→ Dataset extract:

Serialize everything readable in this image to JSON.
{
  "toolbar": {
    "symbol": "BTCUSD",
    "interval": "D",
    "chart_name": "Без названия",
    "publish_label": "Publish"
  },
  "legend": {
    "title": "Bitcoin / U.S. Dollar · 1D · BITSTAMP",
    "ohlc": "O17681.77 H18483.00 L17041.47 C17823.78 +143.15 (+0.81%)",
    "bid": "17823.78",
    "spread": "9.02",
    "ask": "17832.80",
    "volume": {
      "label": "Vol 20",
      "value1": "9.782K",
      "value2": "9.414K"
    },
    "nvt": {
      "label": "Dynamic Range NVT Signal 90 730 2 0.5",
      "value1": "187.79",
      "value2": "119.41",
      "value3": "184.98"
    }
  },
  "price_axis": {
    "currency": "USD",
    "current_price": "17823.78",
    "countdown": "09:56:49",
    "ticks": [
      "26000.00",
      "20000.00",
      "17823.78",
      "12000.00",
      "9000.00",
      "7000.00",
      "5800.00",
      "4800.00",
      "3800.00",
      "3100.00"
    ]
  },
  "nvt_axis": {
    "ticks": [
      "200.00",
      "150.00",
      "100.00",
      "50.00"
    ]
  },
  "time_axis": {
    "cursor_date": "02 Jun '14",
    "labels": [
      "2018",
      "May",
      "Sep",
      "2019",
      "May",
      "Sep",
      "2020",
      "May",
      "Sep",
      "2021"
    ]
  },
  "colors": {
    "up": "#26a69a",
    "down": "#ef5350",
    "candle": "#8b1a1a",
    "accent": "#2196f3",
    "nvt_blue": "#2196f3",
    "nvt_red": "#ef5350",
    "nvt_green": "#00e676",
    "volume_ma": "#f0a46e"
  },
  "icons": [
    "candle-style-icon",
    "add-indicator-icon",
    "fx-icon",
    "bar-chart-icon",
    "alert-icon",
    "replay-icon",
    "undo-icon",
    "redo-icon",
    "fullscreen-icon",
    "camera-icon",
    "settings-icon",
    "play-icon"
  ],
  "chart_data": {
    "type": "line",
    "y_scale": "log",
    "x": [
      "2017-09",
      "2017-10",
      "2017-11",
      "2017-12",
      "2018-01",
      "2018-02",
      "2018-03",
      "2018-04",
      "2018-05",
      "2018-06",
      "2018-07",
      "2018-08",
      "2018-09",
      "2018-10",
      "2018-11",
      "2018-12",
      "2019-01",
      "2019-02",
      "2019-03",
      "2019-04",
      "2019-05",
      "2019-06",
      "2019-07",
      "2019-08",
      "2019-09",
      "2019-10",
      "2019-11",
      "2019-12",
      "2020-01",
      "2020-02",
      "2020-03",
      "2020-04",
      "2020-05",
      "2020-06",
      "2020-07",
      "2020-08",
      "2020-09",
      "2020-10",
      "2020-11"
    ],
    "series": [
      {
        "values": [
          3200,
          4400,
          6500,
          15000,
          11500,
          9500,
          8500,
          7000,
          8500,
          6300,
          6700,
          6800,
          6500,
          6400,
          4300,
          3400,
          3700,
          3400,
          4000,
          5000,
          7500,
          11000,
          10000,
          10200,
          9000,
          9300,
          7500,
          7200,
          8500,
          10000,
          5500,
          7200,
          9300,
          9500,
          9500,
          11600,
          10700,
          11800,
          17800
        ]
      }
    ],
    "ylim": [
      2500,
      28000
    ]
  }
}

→ What the task requires: Repeat back the data above, exact to the last character.

→ Task output:
Serialize everything readable in this image to JSON.
{
  "toolbar": {
    "symbol": "BTCUSD",
    "interval": "D",
    "chart_name": "Без названия",
    "publish_label": "Publish"
  },
  "legend": {
    "title": "Bitcoin / U.S. Dollar · 1D · BITSTAMP",
    "ohlc": "O17681.77 H18483.00 L17041.47 C17823.78 +143.15 (+0.81%)",
    "bid": "17823.78",
    "spread": "9.02",
    "ask": "17832.80",
    "volume": {
      "label": "Vol 20",
      "value1": "9.782K",
      "value2": "9.414K"
    },
    "nvt": {
      "label": "Dynamic Range NVT Signal 90 730 2 0.5",
      "value1": "187.79",
      "value2": "119.41",
      "value3": "184.98"
    }
  },
  "price_axis": {
    "currency": "USD",
    "current_price": "17823.78",
    "countdown": "09:56:49",
    "ticks": [
      "26000.00",
      "20000.00",
      "17823.78",
      "12000.00",
      "9000.00",
      "7000.00",
      "5800.00",
      "4800.00",
      "3800.00",
      "3100.00"
    ]
  },
  "nvt_axis": {
    "ticks": [
      "200.00",
      "150.00",
      "100.00",
      "50.00"
    ]
  },
  "time_axis": {
    "cursor_date": "02 Jun '14",
    "labels": [
      "2018",
      "May",
      "Sep",
      "2019",
      "May",
      "Sep",
      "2020",
      "May",
      "Sep",
      "2021"
    ]
  },
  "colors": {
    "up": "#26a69a",
    "down": "#ef5350",
    "candle": "#8b1a1a",
    "accent": "#2196f3",
    "nvt_blue": "#2196f3",
    "nvt_red": "#ef5350",
    "nvt_green": "#00e676",
    "volume_ma": "#f0a46e"
  },
  "icons": [
    "candle-style-icon",
    "add-indicator-icon",
    "fx-icon",
    "bar-chart-icon",
    "alert-icon",
    "replay-icon",
    "undo-icon",
    "redo-icon",
    "fullscreen-icon",
    "camera-icon",
    "settings-icon",
    "play-icon"
  ],
  "chart_data": {
    "type": "line",
    "y_scale": "log",
    "x": [
      "2017-09",
      "2017-10",
      "2017-11",
      "2017-12",
      "2018-01",
      "2018-02",
      "2018-03",
      "2018-04",
      "2018-05",
      "2018-06",
      "2018-07",
      "2018-08",
      "2018-09",
      "2018-10",
      "2018-11",
      "2018-12",
      "2019-01",
      "2019-02",
      "2019-03",
      "2019-04",
      "2019-05",
      "2019-06",
      "2019-07",
      "2019-08",
      "2019-09",
      "2019-10",
      "2019-11",
      "2019-12",
      "2020-01",
      "2020-02",
      "2020-03",
      "2020-04",
      "2020-05",
      "2020-06",
      "2020-07",
      "2020-08",
      "2020-09",
      "2020-10",
      "2020-11"
    ],
    "series": [
      {
        "values": [
          3200,
          4400,
          6500,
          15000,
          11500,
          9500,
          8500,
          7000,
          8500,
          6300,
          6700,
          6800,
          6500,
          6400,
          4300,
          3400,
          3700,
          3400,
          4000,
          5000,
          7500,
          11000,
          10000,
          10200,
          9000,
          9300,
          7500,
          7200,
          8500,
          10000,
          5500,
          7200,
          9300,
          9500,
          9500,
          11600,
          10700,
          11800,
          17800
        ]
      }
    ],
    "ylim": [
      2500,
      28000
    ]
  }
}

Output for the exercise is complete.